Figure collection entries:
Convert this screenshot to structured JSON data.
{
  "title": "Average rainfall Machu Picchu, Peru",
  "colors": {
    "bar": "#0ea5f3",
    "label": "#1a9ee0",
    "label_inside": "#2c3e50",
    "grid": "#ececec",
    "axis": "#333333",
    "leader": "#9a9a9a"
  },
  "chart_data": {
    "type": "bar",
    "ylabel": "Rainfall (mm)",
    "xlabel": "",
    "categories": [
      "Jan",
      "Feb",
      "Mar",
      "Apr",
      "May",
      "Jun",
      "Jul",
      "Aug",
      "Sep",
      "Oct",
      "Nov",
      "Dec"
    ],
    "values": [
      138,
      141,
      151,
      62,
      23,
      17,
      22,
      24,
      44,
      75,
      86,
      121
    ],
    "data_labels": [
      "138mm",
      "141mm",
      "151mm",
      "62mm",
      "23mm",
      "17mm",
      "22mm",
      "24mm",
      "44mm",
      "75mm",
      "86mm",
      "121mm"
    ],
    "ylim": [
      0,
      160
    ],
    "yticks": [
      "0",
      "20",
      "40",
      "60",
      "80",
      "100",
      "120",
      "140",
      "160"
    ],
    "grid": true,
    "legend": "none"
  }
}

---

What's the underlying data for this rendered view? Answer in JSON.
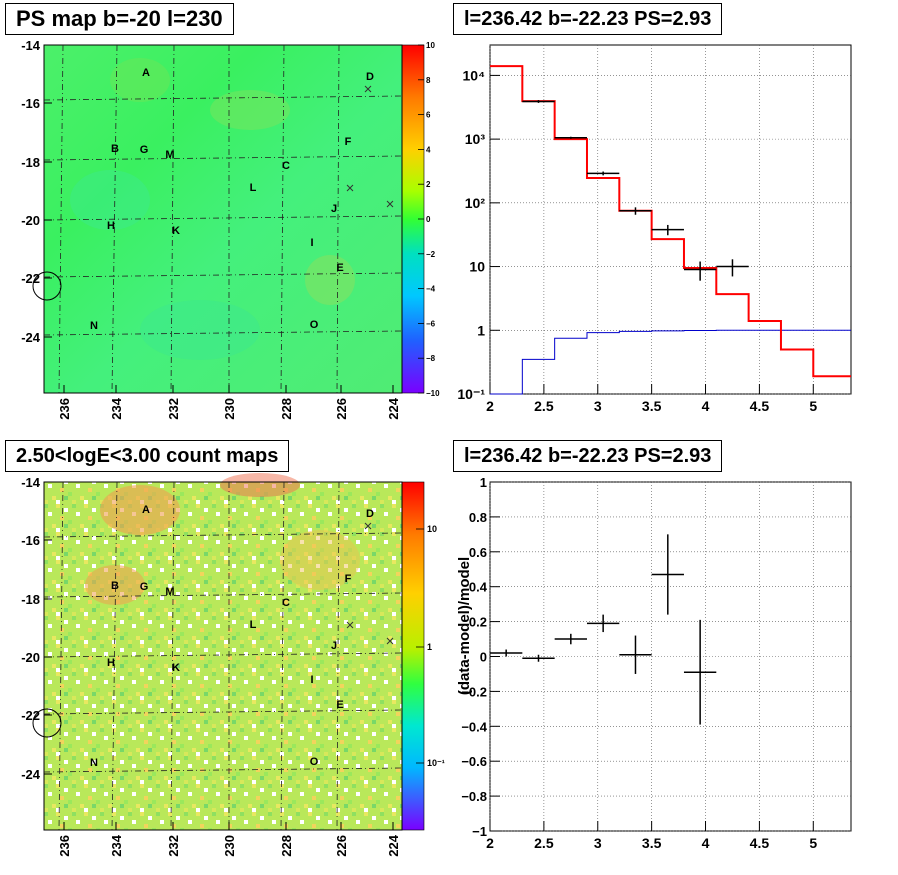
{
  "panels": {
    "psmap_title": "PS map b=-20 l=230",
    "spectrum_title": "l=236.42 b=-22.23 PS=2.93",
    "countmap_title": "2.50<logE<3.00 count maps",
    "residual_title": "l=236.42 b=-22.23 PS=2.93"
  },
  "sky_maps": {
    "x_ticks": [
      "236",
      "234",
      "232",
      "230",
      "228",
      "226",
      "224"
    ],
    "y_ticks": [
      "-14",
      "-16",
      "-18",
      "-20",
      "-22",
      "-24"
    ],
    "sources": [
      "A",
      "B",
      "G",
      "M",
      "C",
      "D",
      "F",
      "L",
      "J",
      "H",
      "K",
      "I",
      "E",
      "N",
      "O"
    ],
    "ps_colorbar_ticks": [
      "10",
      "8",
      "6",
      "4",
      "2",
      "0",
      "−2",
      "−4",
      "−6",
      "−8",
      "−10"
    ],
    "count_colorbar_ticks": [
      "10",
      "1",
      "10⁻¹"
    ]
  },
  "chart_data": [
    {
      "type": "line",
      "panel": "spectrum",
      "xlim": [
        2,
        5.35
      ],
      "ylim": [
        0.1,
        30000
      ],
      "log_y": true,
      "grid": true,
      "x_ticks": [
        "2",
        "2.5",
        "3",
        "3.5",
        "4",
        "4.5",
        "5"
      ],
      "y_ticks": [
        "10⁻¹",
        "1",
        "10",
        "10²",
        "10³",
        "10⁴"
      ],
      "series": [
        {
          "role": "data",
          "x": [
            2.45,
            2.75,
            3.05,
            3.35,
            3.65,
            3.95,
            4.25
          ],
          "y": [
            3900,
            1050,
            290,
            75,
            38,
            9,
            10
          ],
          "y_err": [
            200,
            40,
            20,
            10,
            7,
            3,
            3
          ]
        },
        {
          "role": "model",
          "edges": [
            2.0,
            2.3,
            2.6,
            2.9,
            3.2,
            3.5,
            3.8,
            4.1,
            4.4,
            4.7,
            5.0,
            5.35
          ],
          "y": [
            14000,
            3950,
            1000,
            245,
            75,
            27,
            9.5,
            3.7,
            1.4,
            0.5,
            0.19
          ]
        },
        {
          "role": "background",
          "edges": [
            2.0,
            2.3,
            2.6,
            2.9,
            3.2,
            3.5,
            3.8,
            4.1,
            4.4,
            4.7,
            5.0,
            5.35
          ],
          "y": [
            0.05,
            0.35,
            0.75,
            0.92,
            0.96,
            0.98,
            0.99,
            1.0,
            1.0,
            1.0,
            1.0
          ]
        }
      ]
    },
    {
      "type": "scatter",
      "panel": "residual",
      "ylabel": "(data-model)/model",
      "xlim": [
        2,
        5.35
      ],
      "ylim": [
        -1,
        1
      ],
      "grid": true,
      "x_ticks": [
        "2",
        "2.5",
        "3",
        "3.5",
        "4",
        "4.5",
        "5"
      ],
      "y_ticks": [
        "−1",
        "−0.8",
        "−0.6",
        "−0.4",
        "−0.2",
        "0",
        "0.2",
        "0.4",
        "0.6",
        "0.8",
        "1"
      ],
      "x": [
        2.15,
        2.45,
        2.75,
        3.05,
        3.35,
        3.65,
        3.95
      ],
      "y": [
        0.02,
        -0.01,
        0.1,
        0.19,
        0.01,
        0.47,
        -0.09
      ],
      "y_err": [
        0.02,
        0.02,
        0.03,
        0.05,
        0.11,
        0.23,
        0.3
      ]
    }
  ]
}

=== Exercise instructions ===
From the entries above, extract every line where the word "grid" appears.

=== Written solution ===
    "grid": "#ececec",
    "grid": true,
      "grid": true,
      "grid": true,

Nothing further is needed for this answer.